═══ Data provided

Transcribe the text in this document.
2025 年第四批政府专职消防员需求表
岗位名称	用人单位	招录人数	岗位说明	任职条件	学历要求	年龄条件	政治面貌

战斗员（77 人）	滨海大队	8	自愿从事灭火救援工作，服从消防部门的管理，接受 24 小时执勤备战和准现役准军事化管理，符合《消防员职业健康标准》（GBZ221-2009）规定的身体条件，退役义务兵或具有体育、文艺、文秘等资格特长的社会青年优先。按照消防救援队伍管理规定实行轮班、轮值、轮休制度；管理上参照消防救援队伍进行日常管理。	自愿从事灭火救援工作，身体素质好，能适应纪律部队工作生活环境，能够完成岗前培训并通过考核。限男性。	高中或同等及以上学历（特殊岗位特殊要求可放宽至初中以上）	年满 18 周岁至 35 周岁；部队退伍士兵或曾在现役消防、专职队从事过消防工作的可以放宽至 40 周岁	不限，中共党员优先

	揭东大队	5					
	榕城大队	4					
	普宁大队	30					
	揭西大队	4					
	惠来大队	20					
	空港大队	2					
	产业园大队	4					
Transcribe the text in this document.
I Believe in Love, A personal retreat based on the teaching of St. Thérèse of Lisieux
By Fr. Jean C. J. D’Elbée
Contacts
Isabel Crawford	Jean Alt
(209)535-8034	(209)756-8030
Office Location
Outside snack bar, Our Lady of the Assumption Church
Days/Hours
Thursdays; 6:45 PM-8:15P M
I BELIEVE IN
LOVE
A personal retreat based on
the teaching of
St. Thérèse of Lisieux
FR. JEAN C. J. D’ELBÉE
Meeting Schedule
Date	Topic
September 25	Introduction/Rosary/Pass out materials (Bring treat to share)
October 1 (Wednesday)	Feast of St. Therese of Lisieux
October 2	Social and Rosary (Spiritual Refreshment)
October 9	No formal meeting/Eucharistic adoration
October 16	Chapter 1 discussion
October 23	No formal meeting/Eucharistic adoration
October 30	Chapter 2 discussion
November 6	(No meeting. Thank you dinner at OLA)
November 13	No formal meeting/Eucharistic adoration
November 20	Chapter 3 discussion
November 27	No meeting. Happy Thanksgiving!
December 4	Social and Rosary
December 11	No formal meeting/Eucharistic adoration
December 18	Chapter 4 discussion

══════

■ **Given problem**: Retype the entries exactly, including every line.

■ **Response to the task**:
Transcribe the text in this document.
2025 年第四批政府专职消防员需求表
岗位名称	用人单位	招录人数	岗位说明	任职条件	学历要求	年龄条件	政治面貌

战斗员（77 人）	滨海大队	8	自愿从事灭火救援工作，服从消防部门的管理，接受 24 小时执勤备战和准现役准军事化管理，符合《消防员职业健康标准》（GBZ221-2009）规定的身体条件，退役义务兵或具有体育、文艺、文秘等资格特长的社会青年优先。按照消防救援队伍管理规定实行轮班、轮值、轮休制度；管理上参照消防救援队伍进行日常管理。	自愿从事灭火救援工作，身体素质好，能适应纪律部队工作生活环境，能够完成岗前培训并通过考核。限男性。	高中或同等及以上学历（特殊岗位特殊要求可放宽至初中以上）	年满 18 周岁至 35 周岁；部队退伍士兵或曾在现役消防、专职队从事过消防工作的可以放宽至 40 周岁	不限，中共党员优先

	揭东大队	5					
	榕城大队	4					
	普宁大队	30					
	揭西大队	4					
	惠来大队	20					
	空港大队	2					
	产业园大队	4					
Transcribe the text in this document.
I Believe in Love, A personal retreat based on the teaching of St. Thérèse of Lisieux
By Fr. Jean C. J. D’Elbée
Contacts
Isabel Crawford	Jean Alt
(209)535-8034	(209)756-8030
Office Location
Outside snack bar, Our Lady of the Assumption Church
Days/Hours
Thursdays; 6:45 PM-8:15P M
I BELIEVE IN
LOVE
A personal retreat based on
the teaching of
St. Thérèse of Lisieux
FR. JEAN C. J. D’ELBÉE
Meeting Schedule
Date	Topic
September 25	Introduction/Rosary/Pass out materials (Bring treat to share)
October 1 (Wednesday)	Feast of St. Therese of Lisieux
October 2	Social and Rosary (Spiritual Refreshment)
October 9	No formal meeting/Eucharistic adoration
October 16	Chapter 1 discussion
October 23	No formal meeting/Eucharistic adoration
October 30	Chapter 2 discussion
November 6	(No meeting. Thank you dinner at OLA)
November 13	No formal meeting/Eucharistic adoration
November 20	Chapter 3 discussion
November 27	No meeting. Happy Thanksgiving!
December 4	Social and Rosary
December 11	No formal meeting/Eucharistic adoration
December 18	Chapter 4 discussion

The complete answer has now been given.